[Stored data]
+===+
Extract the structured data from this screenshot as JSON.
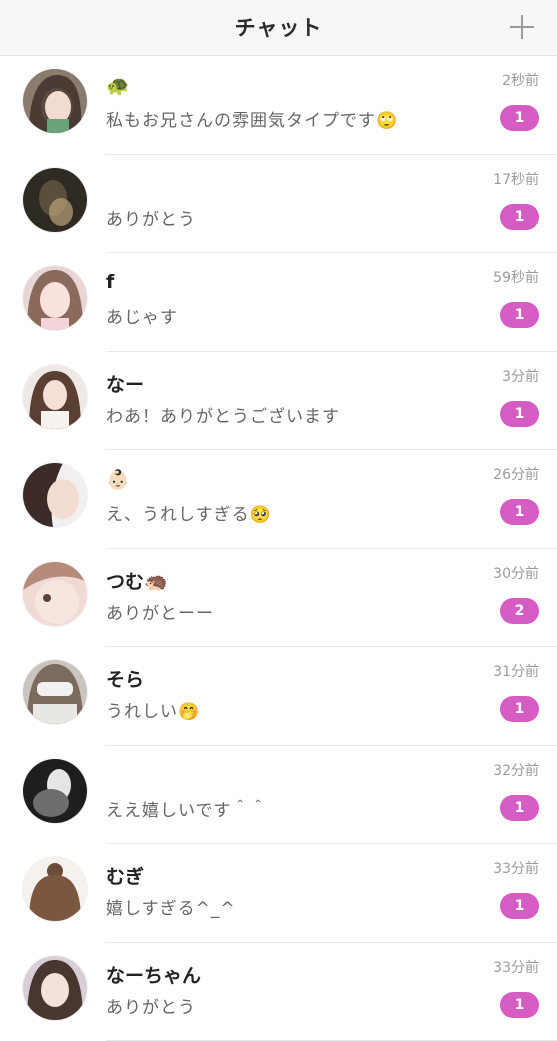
{
  "header": {
    "title": "チャット",
    "add_icon": "plus-icon"
  },
  "colors": {
    "badge": "#d45cc3",
    "header_bg": "#f7f7f7",
    "time_text": "#9b9b9b"
  },
  "chats": [
    {
      "name": "🐢",
      "preview": "私もお兄さんの雰囲気タイプです🙄",
      "time": "2秒前",
      "unread": "1"
    },
    {
      "name": "",
      "preview": "ありがとう",
      "time": "17秒前",
      "unread": "1"
    },
    {
      "name": "f",
      "preview": "あじゃす",
      "time": "59秒前",
      "unread": "1"
    },
    {
      "name": "なー",
      "preview": "わあ！ありがとうございます",
      "time": "3分前",
      "unread": "1"
    },
    {
      "name": "👶🏻",
      "preview": "え、うれしすぎる🥺",
      "time": "26分前",
      "unread": "1"
    },
    {
      "name": "つむ🦔",
      "preview": "ありがとーー",
      "time": "30分前",
      "unread": "2"
    },
    {
      "name": "そら",
      "preview": "うれしい🤭",
      "time": "31分前",
      "unread": "1"
    },
    {
      "name": "",
      "preview": "ええ嬉しいです＾＾",
      "time": "32分前",
      "unread": "1"
    },
    {
      "name": "むぎ",
      "preview": "嬉しすぎる^_^",
      "time": "33分前",
      "unread": "1"
    },
    {
      "name": "なーちゃん",
      "preview": "ありがとう",
      "time": "33分前",
      "unread": "1"
    }
  ]
}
+===+
TASK GOAL: Restate each of the entries above word for word and skip every image.

TASK ANSWER:
Extract the structured data from this screenshot as JSON.
{
  "header": {
    "title": "チャット",
    "add_icon": "plus-icon"
  },
  "colors": {
    "badge": "#d45cc3",
    "header_bg": "#f7f7f7",
    "time_text": "#9b9b9b"
  },
  "chats": [
    {
      "name": "🐢",
      "preview": "私もお兄さんの雰囲気タイプです🙄",
      "time": "2秒前",
      "unread": "1"
    },
    {
      "name": "",
      "preview": "ありがとう",
      "time": "17秒前",
      "unread": "1"
    },
    {
      "name": "f",
      "preview": "あじゃす",
      "time": "59秒前",
      "unread": "1"
    },
    {
      "name": "なー",
      "preview": "わあ！ありがとうございます",
      "time": "3分前",
      "unread": "1"
    },
    {
      "name": "👶🏻",
      "preview": "え、うれしすぎる🥺",
      "time": "26分前",
      "unread": "1"
    },
    {
      "name": "つむ🦔",
      "preview": "ありがとーー",
      "time": "30分前",
      "unread": "2"
    },
    {
      "name": "そら",
      "preview": "うれしい🤭",
      "time": "31分前",
      "unread": "1"
    },
    {
      "name": "",
      "preview": "ええ嬉しいです＾＾",
      "time": "32分前",
      "unread": "1"
    },
    {
      "name": "むぎ",
      "preview": "嬉しすぎる^_^",
      "time": "33分前",
      "unread": "1"
    },
    {
      "name": "なーちゃん",
      "preview": "ありがとう",
      "time": "33分前",
      "unread": "1"
    }
  ]
}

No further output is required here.